» EXERCISE INSTRUCTIONS
Write the entries out again exactly as they stand, but without the pictures.

(Recorded data)
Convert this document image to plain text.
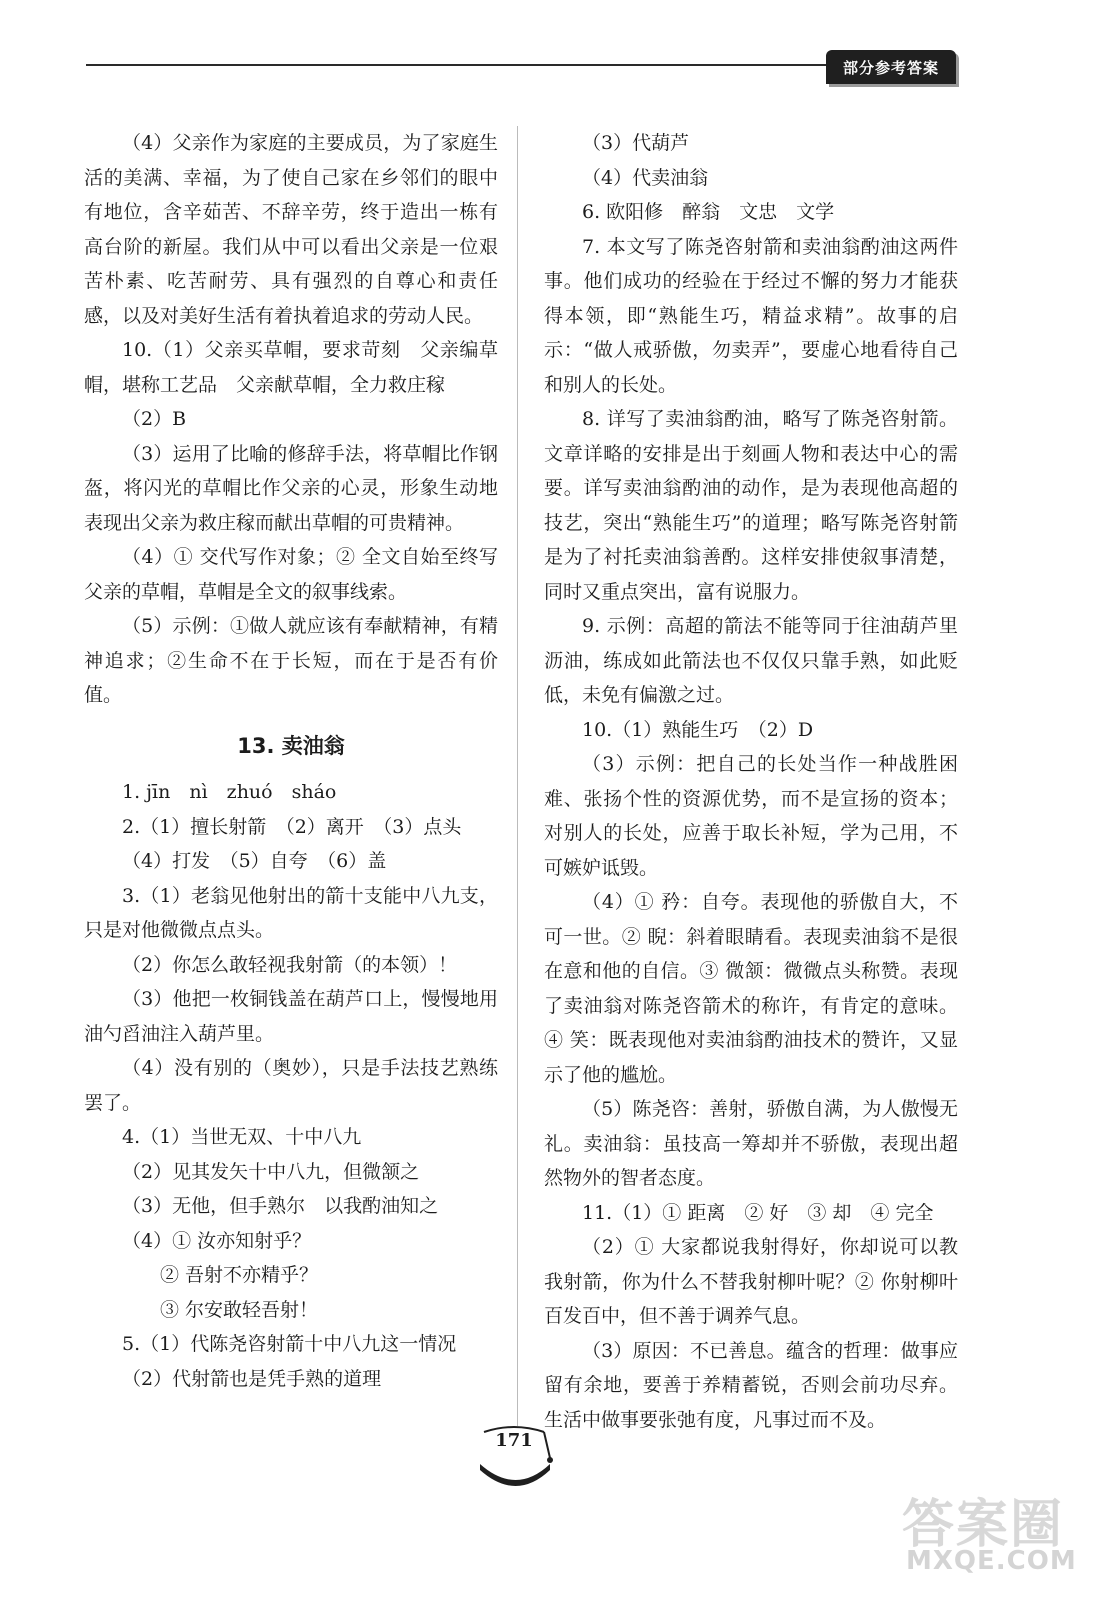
部分参考答案

（4）父亲作为家庭的主要成员，为了家庭生活的美满、幸福，为了使自己家在乡邻们的眼中有地位，含辛茹苦、不辞辛劳，终于造出一栋有高台阶的新屋。我们从中可以看出父亲是一位艰苦朴素、吃苦耐劳、具有强烈的自尊心和责任感，以及对美好生活有着执着追求的劳动人民。

10.（1）父亲买草帽，要求苛刻　父亲编草帽，堪称工艺品　父亲献草帽，全力救庄稼

（2）B

（3）运用了比喻的修辞手法，将草帽比作钢盔，将闪光的草帽比作父亲的心灵，形象生动地表现出父亲为救庄稼而献出草帽的可贵精神。

（4）① 交代写作对象；② 全文自始至终写父亲的草帽，草帽是全文的叙事线索。

（5）示例：①做人就应该有奉献精神，有精神追求；②生命不在于长短，而在于是否有价值。

13. 卖油翁

1. jīn　nì　zhuó　sháo

2.（1）擅长射箭　（2）离开　（3）点头

（4）打发　（5）自夸　（6）盖

3.（1）老翁见他射出的箭十支能中八九支，只是对他微微点点头。

（2）你怎么敢轻视我射箭（的本领）！

（3）他把一枚铜钱盖在葫芦口上，慢慢地用油勺舀油注入葫芦里。

（4）没有别的（奥妙），只是手法技艺熟练罢了。

4.（1）当世无双、十中八九

（2）见其发矢十中八九，但微颔之

（3）无他，但手熟尔　以我酌油知之

（4）① 汝亦知射乎？

② 吾射不亦精乎？

③ 尔安敢轻吾射！

5.（1）代陈尧咨射箭十中八九这一情况

（2）代射箭也是凭手熟的道理

（3）代葫芦

（4）代卖油翁

6. 欧阳修　醉翁　文忠　文学

7. 本文写了陈尧咨射箭和卖油翁酌油这两件事。他们成功的经验在于经过不懈的努力才能获得本领，即“熟能生巧，精益求精”。故事的启示：“做人戒骄傲，勿卖弄”，要虚心地看待自己和别人的长处。

8. 详写了卖油翁酌油，略写了陈尧咨射箭。文章详略的安排是出于刻画人物和表达中心的需要。详写卖油翁酌油的动作，是为表现他高超的技艺，突出“熟能生巧”的道理；略写陈尧咨射箭是为了衬托卖油翁善酌。这样安排使叙事清楚，同时又重点突出，富有说服力。

9. 示例：高超的箭法不能等同于往油葫芦里沥油，练成如此箭法也不仅仅只靠手熟，如此贬低，未免有偏激之过。

10.（1）熟能生巧　（2）D

（3）示例：把自己的长处当作一种战胜困难、张扬个性的资源优势，而不是宣扬的资本；对别人的长处，应善于取长补短，学为己用，不可嫉妒诋毁。

（4）① 矜：自夸。表现他的骄傲自大，不可一世。② 睨：斜着眼睛看。表现卖油翁不是很在意和他的自信。③ 微颔：微微点头称赞。表现了卖油翁对陈尧咨箭术的称许，有肯定的意味。④ 笑：既表现他对卖油翁酌油技术的赞许，又显示了他的尴尬。

（5）陈尧咨：善射，骄傲自满，为人傲慢无礼。卖油翁：虽技高一筹却并不骄傲，表现出超然物外的智者态度。

11.（1）① 距离　② 好　③ 却　④ 完全

（2）① 大家都说我射得好，你却说可以教我射箭，你为什么不替我射柳叶呢？② 你射柳叶百发百中，但不善于调养气息。

（3）原因：不已善息。蕴含的哲理：做事应留有余地，要善于养精蓄锐，否则会前功尽弃。生活中做事要张弛有度，凡事过而不及。

171
答案圈
MXQE.COM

» FULL OUTPUT
Convert this document image to plain text.
部分参考答案

（4）父亲作为家庭的主要成员，为了家庭生活的美满、幸福，为了使自己家在乡邻们的眼中有地位，含辛茹苦、不辞辛劳，终于造出一栋有高台阶的新屋。我们从中可以看出父亲是一位艰苦朴素、吃苦耐劳、具有强烈的自尊心和责任感，以及对美好生活有着执着追求的劳动人民。

10.（1）父亲买草帽，要求苛刻　父亲编草帽，堪称工艺品　父亲献草帽，全力救庄稼

（2）B

（3）运用了比喻的修辞手法，将草帽比作钢盔，将闪光的草帽比作父亲的心灵，形象生动地表现出父亲为救庄稼而献出草帽的可贵精神。

（4）① 交代写作对象；② 全文自始至终写父亲的草帽，草帽是全文的叙事线索。

（5）示例：①做人就应该有奉献精神，有精神追求；②生命不在于长短，而在于是否有价值。

13. 卖油翁

1. jīn　nì　zhuó　sháo

2.（1）擅长射箭　（2）离开　（3）点头

（4）打发　（5）自夸　（6）盖

3.（1）老翁见他射出的箭十支能中八九支，只是对他微微点点头。

（2）你怎么敢轻视我射箭（的本领）！

（3）他把一枚铜钱盖在葫芦口上，慢慢地用油勺舀油注入葫芦里。

（4）没有别的（奥妙），只是手法技艺熟练罢了。

4.（1）当世无双、十中八九

（2）见其发矢十中八九，但微颔之

（3）无他，但手熟尔　以我酌油知之

（4）① 汝亦知射乎？

② 吾射不亦精乎？

③ 尔安敢轻吾射！

5.（1）代陈尧咨射箭十中八九这一情况

（2）代射箭也是凭手熟的道理

（3）代葫芦

（4）代卖油翁

6. 欧阳修　醉翁　文忠　文学

7. 本文写了陈尧咨射箭和卖油翁酌油这两件事。他们成功的经验在于经过不懈的努力才能获得本领，即“熟能生巧，精益求精”。故事的启示：“做人戒骄傲，勿卖弄”，要虚心地看待自己和别人的长处。

8. 详写了卖油翁酌油，略写了陈尧咨射箭。文章详略的安排是出于刻画人物和表达中心的需要。详写卖油翁酌油的动作，是为表现他高超的技艺，突出“熟能生巧”的道理；略写陈尧咨射箭是为了衬托卖油翁善酌。这样安排使叙事清楚，同时又重点突出，富有说服力。

9. 示例：高超的箭法不能等同于往油葫芦里沥油，练成如此箭法也不仅仅只靠手熟，如此贬低，未免有偏激之过。

10.（1）熟能生巧　（2）D

（3）示例：把自己的长处当作一种战胜困难、张扬个性的资源优势，而不是宣扬的资本；对别人的长处，应善于取长补短，学为己用，不可嫉妒诋毁。

（4）① 矜：自夸。表现他的骄傲自大，不可一世。② 睨：斜着眼睛看。表现卖油翁不是很在意和他的自信。③ 微颔：微微点头称赞。表现了卖油翁对陈尧咨箭术的称许，有肯定的意味。④ 笑：既表现他对卖油翁酌油技术的赞许，又显示了他的尴尬。

（5）陈尧咨：善射，骄傲自满，为人傲慢无礼。卖油翁：虽技高一筹却并不骄傲，表现出超然物外的智者态度。

11.（1）① 距离　② 好　③ 却　④ 完全

（2）① 大家都说我射得好，你却说可以教我射箭，你为什么不替我射柳叶呢？② 你射柳叶百发百中，但不善于调养气息。

（3）原因：不已善息。蕴含的哲理：做事应留有余地，要善于养精蓄锐，否则会前功尽弃。生活中做事要张弛有度，凡事过而不及。

171
答案圈
MXQE.COM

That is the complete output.